### AIM OF THE EXERCISE
Make an exact copy of all the entries below, with the pictures left out.

----- DATA FOR PROCESSING -----

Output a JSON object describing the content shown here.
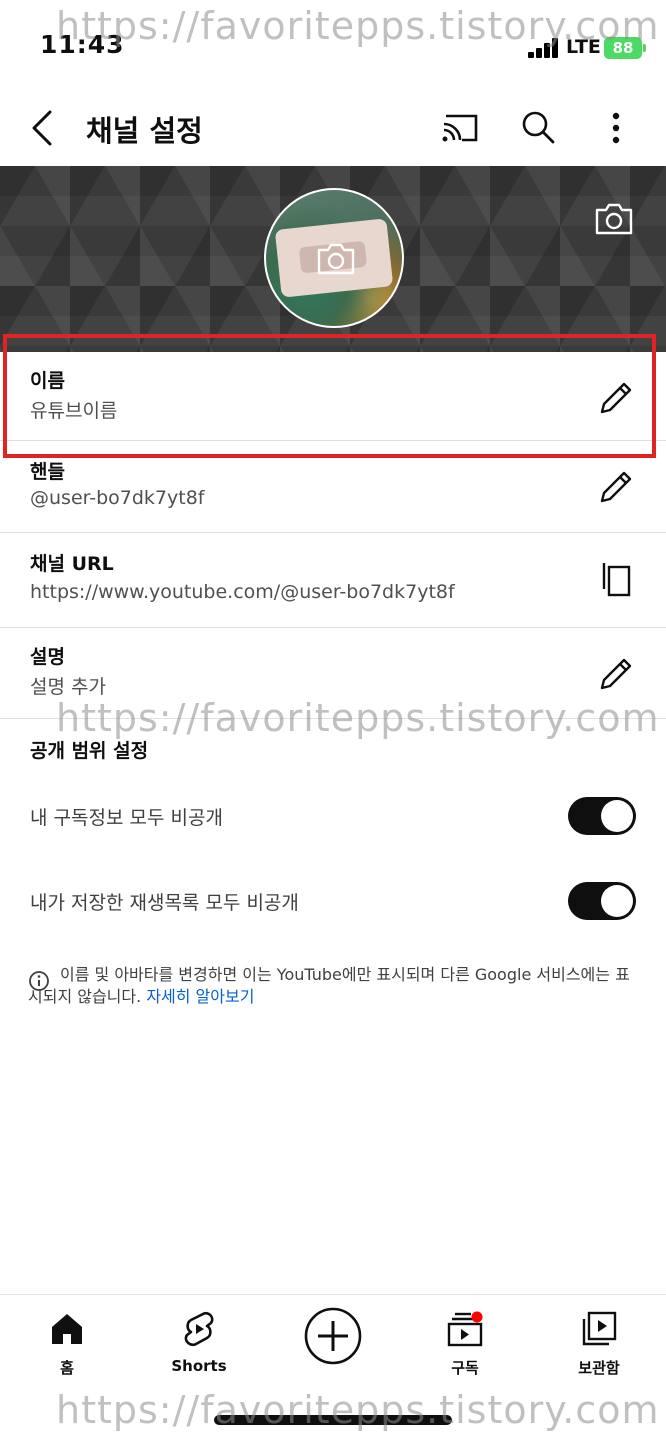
{
  "status_bar": {
    "time": "11:43",
    "network": "LTE",
    "battery": "88"
  },
  "header": {
    "title": "채널 설정",
    "icons": [
      "back-arrow-icon",
      "cast-icon",
      "search-icon",
      "more-vert-icon"
    ]
  },
  "channel_fields": [
    {
      "label": "이름",
      "value": "유튜브이름",
      "action_icon": "pencil-icon"
    },
    {
      "label": "핸들",
      "value": "@user-bo7dk7yt8f",
      "action_icon": "pencil-icon"
    },
    {
      "label": "채널 URL",
      "value": "https://www.youtube.com/@user-bo7dk7yt8f",
      "action_icon": "copy-icon"
    },
    {
      "label": "설명",
      "value": "설명 추가",
      "action_icon": "pencil-icon"
    }
  ],
  "privacy": {
    "section_title": "공개 범위 설정",
    "toggles": [
      {
        "label": "내 구독정보 모두 비공개",
        "on": true
      },
      {
        "label": "내가 저장한 재생목록 모두 비공개",
        "on": true
      }
    ]
  },
  "info_note": {
    "text": "이름 및 아바타를 변경하면 이는 YouTube에만 표시되며 다른 Google 서비스에는 표시되지 않습니다.",
    "link": "자세히 알아보기"
  },
  "bottom_nav": {
    "items": [
      {
        "label": "홈",
        "icon": "home-icon"
      },
      {
        "label": "Shorts",
        "icon": "shorts-icon"
      },
      {
        "label": "",
        "icon": "create-plus-icon"
      },
      {
        "label": "구독",
        "icon": "subscriptions-icon"
      },
      {
        "label": "보관함",
        "icon": "library-icon"
      }
    ]
  },
  "watermark": "https://favoritepps.tistory.com",
  "colors": {
    "highlight": "#e02424",
    "link": "#065fd4",
    "battery": "#4cd964",
    "notification_dot": "#ff0000"
  }
}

-----

### SOLUTION FOR THIS TASK
Output a JSON object describing the content shown here.
{
  "status_bar": {
    "time": "11:43",
    "network": "LTE",
    "battery": "88"
  },
  "header": {
    "title": "채널 설정",
    "icons": [
      "back-arrow-icon",
      "cast-icon",
      "search-icon",
      "more-vert-icon"
    ]
  },
  "channel_fields": [
    {
      "label": "이름",
      "value": "유튜브이름",
      "action_icon": "pencil-icon"
    },
    {
      "label": "핸들",
      "value": "@user-bo7dk7yt8f",
      "action_icon": "pencil-icon"
    },
    {
      "label": "채널 URL",
      "value": "https://www.youtube.com/@user-bo7dk7yt8f",
      "action_icon": "copy-icon"
    },
    {
      "label": "설명",
      "value": "설명 추가",
      "action_icon": "pencil-icon"
    }
  ],
  "privacy": {
    "section_title": "공개 범위 설정",
    "toggles": [
      {
        "label": "내 구독정보 모두 비공개",
        "on": true
      },
      {
        "label": "내가 저장한 재생목록 모두 비공개",
        "on": true
      }
    ]
  },
  "info_note": {
    "text": "이름 및 아바타를 변경하면 이는 YouTube에만 표시되며 다른 Google 서비스에는 표시되지 않습니다.",
    "link": "자세히 알아보기"
  },
  "bottom_nav": {
    "items": [
      {
        "label": "홈",
        "icon": "home-icon"
      },
      {
        "label": "Shorts",
        "icon": "shorts-icon"
      },
      {
        "label": "",
        "icon": "create-plus-icon"
      },
      {
        "label": "구독",
        "icon": "subscriptions-icon"
      },
      {
        "label": "보관함",
        "icon": "library-icon"
      }
    ]
  },
  "watermark": "https://favoritepps.tistory.com",
  "colors": {
    "highlight": "#e02424",
    "link": "#065fd4",
    "battery": "#4cd964",
    "notification_dot": "#ff0000"
  }
}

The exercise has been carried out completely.